→ SOURCE RECORDS
begin

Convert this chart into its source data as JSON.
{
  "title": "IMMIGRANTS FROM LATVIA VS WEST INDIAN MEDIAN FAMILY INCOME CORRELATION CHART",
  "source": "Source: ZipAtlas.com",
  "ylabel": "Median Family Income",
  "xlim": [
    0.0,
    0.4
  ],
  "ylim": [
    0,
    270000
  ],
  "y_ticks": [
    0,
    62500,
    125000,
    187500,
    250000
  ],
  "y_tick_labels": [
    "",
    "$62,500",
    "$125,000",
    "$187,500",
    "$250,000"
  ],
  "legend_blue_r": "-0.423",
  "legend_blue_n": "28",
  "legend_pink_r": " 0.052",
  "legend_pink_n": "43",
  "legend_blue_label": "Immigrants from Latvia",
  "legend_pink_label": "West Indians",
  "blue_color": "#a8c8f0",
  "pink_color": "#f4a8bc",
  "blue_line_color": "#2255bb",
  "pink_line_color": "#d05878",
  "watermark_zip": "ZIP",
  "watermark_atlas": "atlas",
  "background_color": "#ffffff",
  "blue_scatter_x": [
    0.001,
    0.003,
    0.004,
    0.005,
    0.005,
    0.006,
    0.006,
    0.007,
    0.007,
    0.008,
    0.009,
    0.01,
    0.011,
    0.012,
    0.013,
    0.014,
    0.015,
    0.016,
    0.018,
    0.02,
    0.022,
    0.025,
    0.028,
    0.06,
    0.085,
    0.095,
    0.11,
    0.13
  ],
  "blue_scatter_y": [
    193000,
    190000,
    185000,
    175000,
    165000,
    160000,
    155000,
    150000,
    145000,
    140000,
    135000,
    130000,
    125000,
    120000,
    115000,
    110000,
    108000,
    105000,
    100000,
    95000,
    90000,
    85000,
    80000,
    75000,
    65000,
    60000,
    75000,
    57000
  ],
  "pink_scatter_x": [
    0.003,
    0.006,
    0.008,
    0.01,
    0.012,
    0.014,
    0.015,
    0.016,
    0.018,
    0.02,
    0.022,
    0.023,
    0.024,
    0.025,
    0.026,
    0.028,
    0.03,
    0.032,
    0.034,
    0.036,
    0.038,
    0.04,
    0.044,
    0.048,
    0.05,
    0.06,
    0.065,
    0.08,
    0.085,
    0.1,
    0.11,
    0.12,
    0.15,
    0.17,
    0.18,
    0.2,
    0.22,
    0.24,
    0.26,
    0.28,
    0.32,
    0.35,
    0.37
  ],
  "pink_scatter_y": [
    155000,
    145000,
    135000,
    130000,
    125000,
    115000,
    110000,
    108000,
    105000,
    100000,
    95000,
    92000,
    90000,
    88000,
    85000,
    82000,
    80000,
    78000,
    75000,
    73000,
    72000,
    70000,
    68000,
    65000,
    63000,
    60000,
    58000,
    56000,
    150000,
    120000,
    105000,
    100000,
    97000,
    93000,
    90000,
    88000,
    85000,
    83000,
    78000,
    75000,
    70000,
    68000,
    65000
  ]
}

end

→ WHAT IS ASKED
Every line above should be printed again exactly as it stands.

→ THE REPLY
Convert this chart into its source data as JSON.
{
  "title": "IMMIGRANTS FROM LATVIA VS WEST INDIAN MEDIAN FAMILY INCOME CORRELATION CHART",
  "source": "Source: ZipAtlas.com",
  "ylabel": "Median Family Income",
  "xlim": [
    0.0,
    0.4
  ],
  "ylim": [
    0,
    270000
  ],
  "y_ticks": [
    0,
    62500,
    125000,
    187500,
    250000
  ],
  "y_tick_labels": [
    "",
    "$62,500",
    "$125,000",
    "$187,500",
    "$250,000"
  ],
  "legend_blue_r": "-0.423",
  "legend_blue_n": "28",
  "legend_pink_r": " 0.052",
  "legend_pink_n": "43",
  "legend_blue_label": "Immigrants from Latvia",
  "legend_pink_label": "West Indians",
  "blue_color": "#a8c8f0",
  "pink_color": "#f4a8bc",
  "blue_line_color": "#2255bb",
  "pink_line_color": "#d05878",
  "watermark_zip": "ZIP",
  "watermark_atlas": "atlas",
  "background_color": "#ffffff",
  "blue_scatter_x": [
    0.001,
    0.003,
    0.004,
    0.005,
    0.005,
    0.006,
    0.006,
    0.007,
    0.007,
    0.008,
    0.009,
    0.01,
    0.011,
    0.012,
    0.013,
    0.014,
    0.015,
    0.016,
    0.018,
    0.02,
    0.022,
    0.025,
    0.028,
    0.06,
    0.085,
    0.095,
    0.11,
    0.13
  ],
  "blue_scatter_y": [
    193000,
    190000,
    185000,
    175000,
    165000,
    160000,
    155000,
    150000,
    145000,
    140000,
    135000,
    130000,
    125000,
    120000,
    115000,
    110000,
    108000,
    105000,
    100000,
    95000,
    90000,
    85000,
    80000,
    75000,
    65000,
    60000,
    75000,
    57000
  ],
  "pink_scatter_x": [
    0.003,
    0.006,
    0.008,
    0.01,
    0.012,
    0.014,
    0.015,
    0.016,
    0.018,
    0.02,
    0.022,
    0.023,
    0.024,
    0.025,
    0.026,
    0.028,
    0.03,
    0.032,
    0.034,
    0.036,
    0.038,
    0.04,
    0.044,
    0.048,
    0.05,
    0.06,
    0.065,
    0.08,
    0.085,
    0.1,
    0.11,
    0.12,
    0.15,
    0.17,
    0.18,
    0.2,
    0.22,
    0.24,
    0.26,
    0.28,
    0.32,
    0.35,
    0.37
  ],
  "pink_scatter_y": [
    155000,
    145000,
    135000,
    130000,
    125000,
    115000,
    110000,
    108000,
    105000,
    100000,
    95000,
    92000,
    90000,
    88000,
    85000,
    82000,
    80000,
    78000,
    75000,
    73000,
    72000,
    70000,
    68000,
    65000,
    63000,
    60000,
    58000,
    56000,
    150000,
    120000,
    105000,
    100000,
    97000,
    93000,
    90000,
    88000,
    85000,
    83000,
    78000,
    75000,
    70000,
    68000,
    65000
  ]
}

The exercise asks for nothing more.